From: Dmitry Monakhov <dmonakhov@openvz.org>
Subject: Re: ext4: journal has aborted
Date: Thu, 03 Jul 2014 18:57:18 +0400
Message-ID: <87vbreze0h.fsf@openvz.org>
References: <CAFnufp3TepsxxX8=WCJ0V=3TELP0rWR-NxFukSL8X=qS1q6Eew@mail.gmail.com> <20140701082619.1ac77f1d@archvile> <20140701084206.GG9743@birch.djwong.org> <CAFnufp2TPSyZe4NUSTVeSWuSDwsCLHDogBvAWV4_+JaQFRrw-w@mail.gmail.com> <20140703134338.GE2374@thunk.org> <20140703161551.5fd13245@archvile>
Mime-Version: 1.0
Content-Type: text/plain; charset=us-ascii
Cc: Matteo Croce <technoboy85@gmail.com>,
	"Darrick J. Wong" <darrick.wong@oracle.com>,
	linux-ext4@vger.kernel.org
To: David Jander <david@protonic.nl>, Theodore Ts'o <tytso@mit.edu>
In-Reply-To: <20140703161551.5fd13245@archvile>
Sender: linux-ext4-owner@vger.kernel.org

On Thu, 3 Jul 2014 16:15:51 +0200, David Jander <david@protonic.nl> wrote:
> 
> Hi Ted,
> 
> On Thu, 3 Jul 2014 09:43:38 -0400
> "Theodore Ts'o" <tytso@mit.edu> wrote:
> 
> > On Tue, Jul 01, 2014 at 10:55:11AM +0200, Matteo Croce wrote:
> > > 2014-07-01 10:42 GMT+02:00 Darrick J. Wong <darrick.wong@oracle.com>:
> > > 
> > > I have a Samsung SSD 840 PRO
> > 
> > Matteo,
> > 
> > For you, you said you were seeing these problems on 3.15.  Was it
> > *not* happening for you when you used an older kernel?  If so, that
> > would help us try to provide the basis of trying to do a bisection
> > search.
> 
> I also tested with 3.15, and there too I see the same problem.

*Required actions*:
1. List every email address in the To and Cc lines of the ext4 mailing-list message.
2. According to the ext4 mailing-list message, which kernel version did David Jander test with when he saw the same problem?

*Given records*:

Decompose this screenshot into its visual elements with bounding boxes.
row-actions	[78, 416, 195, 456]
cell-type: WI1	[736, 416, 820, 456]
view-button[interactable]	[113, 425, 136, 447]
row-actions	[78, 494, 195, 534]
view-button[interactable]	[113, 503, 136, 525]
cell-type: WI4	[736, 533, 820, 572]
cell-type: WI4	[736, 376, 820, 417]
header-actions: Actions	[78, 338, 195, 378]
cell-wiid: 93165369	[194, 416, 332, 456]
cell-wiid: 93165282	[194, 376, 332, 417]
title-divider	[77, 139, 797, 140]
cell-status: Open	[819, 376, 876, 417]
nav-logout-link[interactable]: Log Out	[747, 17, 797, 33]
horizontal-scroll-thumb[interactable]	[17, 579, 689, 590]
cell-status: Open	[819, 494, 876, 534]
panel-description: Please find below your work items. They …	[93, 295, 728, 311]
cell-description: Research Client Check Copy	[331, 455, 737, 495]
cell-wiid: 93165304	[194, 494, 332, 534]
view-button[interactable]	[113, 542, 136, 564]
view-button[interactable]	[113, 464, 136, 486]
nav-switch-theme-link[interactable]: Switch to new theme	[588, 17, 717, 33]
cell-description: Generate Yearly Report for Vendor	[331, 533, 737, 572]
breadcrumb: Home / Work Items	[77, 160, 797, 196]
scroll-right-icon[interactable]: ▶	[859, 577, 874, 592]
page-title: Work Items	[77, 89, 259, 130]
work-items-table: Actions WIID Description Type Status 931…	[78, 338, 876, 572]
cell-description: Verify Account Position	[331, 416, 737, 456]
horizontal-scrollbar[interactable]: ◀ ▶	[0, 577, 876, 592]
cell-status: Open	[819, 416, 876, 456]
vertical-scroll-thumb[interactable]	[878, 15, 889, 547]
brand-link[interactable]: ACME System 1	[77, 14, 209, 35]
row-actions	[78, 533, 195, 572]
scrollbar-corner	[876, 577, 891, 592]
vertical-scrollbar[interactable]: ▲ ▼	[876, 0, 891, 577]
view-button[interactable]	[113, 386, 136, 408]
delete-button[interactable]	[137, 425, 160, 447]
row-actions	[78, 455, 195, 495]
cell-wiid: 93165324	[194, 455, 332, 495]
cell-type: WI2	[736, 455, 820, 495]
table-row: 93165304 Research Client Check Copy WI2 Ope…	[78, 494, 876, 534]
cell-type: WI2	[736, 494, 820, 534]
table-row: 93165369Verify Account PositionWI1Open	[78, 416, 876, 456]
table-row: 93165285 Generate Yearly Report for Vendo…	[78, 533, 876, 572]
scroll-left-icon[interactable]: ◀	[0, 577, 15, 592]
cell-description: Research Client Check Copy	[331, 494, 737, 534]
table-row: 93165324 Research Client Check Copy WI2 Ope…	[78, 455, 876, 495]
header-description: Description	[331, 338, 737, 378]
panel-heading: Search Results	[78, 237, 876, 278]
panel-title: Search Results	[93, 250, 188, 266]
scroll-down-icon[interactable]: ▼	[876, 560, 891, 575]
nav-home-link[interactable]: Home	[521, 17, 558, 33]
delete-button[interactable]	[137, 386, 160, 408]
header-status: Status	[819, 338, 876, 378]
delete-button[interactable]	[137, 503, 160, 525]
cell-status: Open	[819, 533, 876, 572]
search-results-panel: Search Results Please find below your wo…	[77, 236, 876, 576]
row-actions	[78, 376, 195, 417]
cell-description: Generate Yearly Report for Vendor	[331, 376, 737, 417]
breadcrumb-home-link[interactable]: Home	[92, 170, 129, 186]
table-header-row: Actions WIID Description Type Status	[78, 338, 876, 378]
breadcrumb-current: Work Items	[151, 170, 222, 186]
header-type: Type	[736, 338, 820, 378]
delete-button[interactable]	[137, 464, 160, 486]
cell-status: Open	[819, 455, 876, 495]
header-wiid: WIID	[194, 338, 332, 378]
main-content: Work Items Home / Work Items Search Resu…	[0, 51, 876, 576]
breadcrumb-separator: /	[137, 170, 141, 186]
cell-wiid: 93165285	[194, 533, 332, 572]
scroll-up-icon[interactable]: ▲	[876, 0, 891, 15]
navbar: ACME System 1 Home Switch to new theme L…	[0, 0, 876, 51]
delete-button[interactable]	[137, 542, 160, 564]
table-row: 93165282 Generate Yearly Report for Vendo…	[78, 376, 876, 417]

*Full answers*:
1.
david@protonic.nl
tytso@mit.edu
technoboy85@gmail.com
darrick.wong@oracle.com
linux-ext4@vger.kernel.org

2. 3.15